#### Problem:
Please transcribe the data below exactly. Leave the pictures out.

Stored items:
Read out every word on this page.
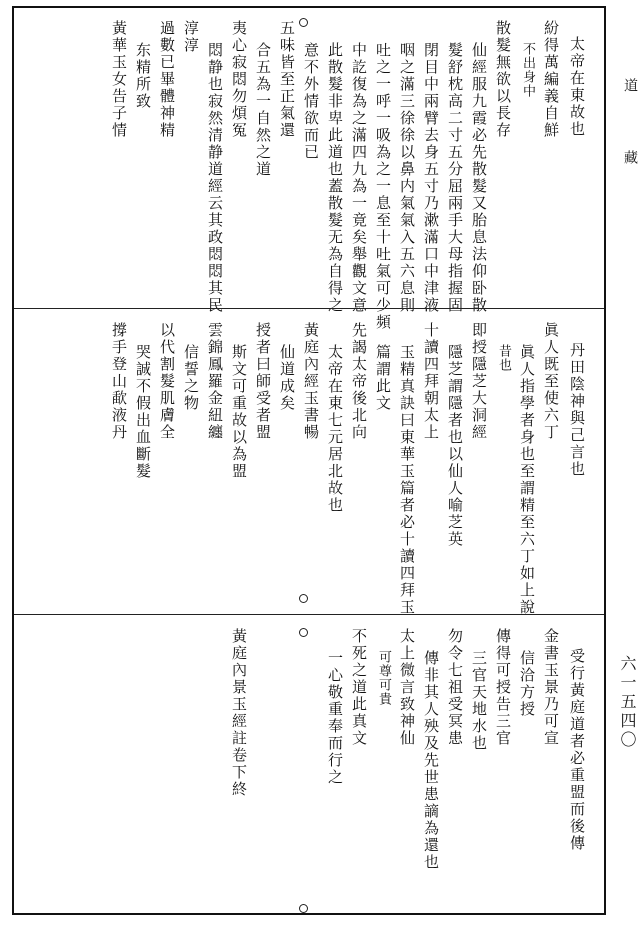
道 藏
六一五四〇
太帝在東故也
紛得萬編義自鮮
不出身中
散髮無欲以長存
仙經服九霞必先散髮又胎息法仰卧散
髮舒枕高二寸五分屈兩手大母指握固
閉目中兩臂去身五寸乃漱滿口中津液
咽之滿三徐徐以鼻内氣氣入五六息則
吐之一呼一吸為之一息至十吐氣可少頻
中訖復為之滿四九為一竟矣舉觀文意
此散髮非卑此道也蓋散髮无為自得之
意不外情欲而已
五味皆至正氣還
合五為一自然之道
夷心寂悶勿煩冤
悶静也寂然清静道經云其政悶悶其民
淳淳
過數已畢體神精
东精所致
黃華玉女告子情
丹田陰神與己言也
眞人既至使六丁
眞人指學者身也至謂精至六丁如上說
昔也
即授隱芝大洞經
隱芝謂隱者也以仙人喻芝英
十讀四拜朝太上
玉精真訣曰東華玉篇者必十讀四拜玉
篇謂此文
先謁太帝後北向
太帝在東七元居北故也
黃庭內經玉書暢
仙道成矣
授者曰師受者盟
斯文可重故以為盟
雲錦鳳羅金紐纏
信誓之物
以代割髮肌膚全
哭誠不假出血斷髮
撐手登山歃液丹
受行黃庭道者必重盟而後傳
金書玉景乃可宣
信洽方授
傳得可授告三官
三官天地水也
勿令七祖受冥患
傳非其人殃及先世患謫為還也
太上微言致神仙
可尊可貴
不死之道此真文
一心敬重奉而行之
黃庭內景玉經註卷下終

#### Solution to this task:
Read out every word on this page.
道 藏
六一五四〇
太帝在東故也
紛得萬編義自鮮
不出身中
散髮無欲以長存
仙經服九霞必先散髮又胎息法仰卧散
髮舒枕高二寸五分屈兩手大母指握固
閉目中兩臂去身五寸乃漱滿口中津液
咽之滿三徐徐以鼻内氣氣入五六息則
吐之一呼一吸為之一息至十吐氣可少頻
中訖復為之滿四九為一竟矣舉觀文意
此散髮非卑此道也蓋散髮无為自得之
意不外情欲而已
五味皆至正氣還
合五為一自然之道
夷心寂悶勿煩冤
悶静也寂然清静道經云其政悶悶其民
淳淳
過數已畢體神精
东精所致
黃華玉女告子情
丹田陰神與己言也
眞人既至使六丁
眞人指學者身也至謂精至六丁如上說
昔也
即授隱芝大洞經
隱芝謂隱者也以仙人喻芝英
十讀四拜朝太上
玉精真訣曰東華玉篇者必十讀四拜玉
篇謂此文
先謁太帝後北向
太帝在東七元居北故也
黃庭內經玉書暢
仙道成矣
授者曰師受者盟
斯文可重故以為盟
雲錦鳳羅金紐纏
信誓之物
以代割髮肌膚全
哭誠不假出血斷髮
撐手登山歃液丹
受行黃庭道者必重盟而後傳
金書玉景乃可宣
信洽方授
傳得可授告三官
三官天地水也
勿令七祖受冥患
傳非其人殃及先世患謫為還也
太上微言致神仙
可尊可貴
不死之道此真文
一心敬重奉而行之
黃庭內景玉經註卷下終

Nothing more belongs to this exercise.